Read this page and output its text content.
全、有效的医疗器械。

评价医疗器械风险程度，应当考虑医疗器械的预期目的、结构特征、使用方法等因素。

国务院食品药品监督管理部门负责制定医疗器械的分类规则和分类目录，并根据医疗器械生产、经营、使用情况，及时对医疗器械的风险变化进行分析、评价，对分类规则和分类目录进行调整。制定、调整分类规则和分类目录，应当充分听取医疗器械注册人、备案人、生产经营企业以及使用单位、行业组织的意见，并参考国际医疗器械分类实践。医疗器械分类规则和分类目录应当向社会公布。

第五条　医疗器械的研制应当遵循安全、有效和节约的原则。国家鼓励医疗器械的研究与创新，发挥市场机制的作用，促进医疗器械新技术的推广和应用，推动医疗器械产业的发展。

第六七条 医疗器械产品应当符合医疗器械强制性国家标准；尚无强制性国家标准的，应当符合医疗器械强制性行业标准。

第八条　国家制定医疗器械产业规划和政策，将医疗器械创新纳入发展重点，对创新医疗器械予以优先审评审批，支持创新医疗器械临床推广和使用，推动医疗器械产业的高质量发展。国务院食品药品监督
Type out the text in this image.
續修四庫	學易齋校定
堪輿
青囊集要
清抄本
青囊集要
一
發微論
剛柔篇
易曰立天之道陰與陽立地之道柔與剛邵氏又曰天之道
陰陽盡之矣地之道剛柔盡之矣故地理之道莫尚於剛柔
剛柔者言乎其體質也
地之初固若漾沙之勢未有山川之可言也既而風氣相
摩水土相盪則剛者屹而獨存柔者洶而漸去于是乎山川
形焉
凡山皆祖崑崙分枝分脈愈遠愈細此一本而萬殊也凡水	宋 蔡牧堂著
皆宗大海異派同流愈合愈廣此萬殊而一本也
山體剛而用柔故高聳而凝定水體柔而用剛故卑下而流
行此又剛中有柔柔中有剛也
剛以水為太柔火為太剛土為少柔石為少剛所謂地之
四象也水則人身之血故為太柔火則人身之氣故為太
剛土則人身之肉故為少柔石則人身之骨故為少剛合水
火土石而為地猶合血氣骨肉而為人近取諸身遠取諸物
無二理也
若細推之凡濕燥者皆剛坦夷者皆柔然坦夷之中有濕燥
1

***

● **The problem**: Find and copy each line above that includes the string "text".

● **Solution to the problem**:
Read this page and output its text content.
Type out the text in this image.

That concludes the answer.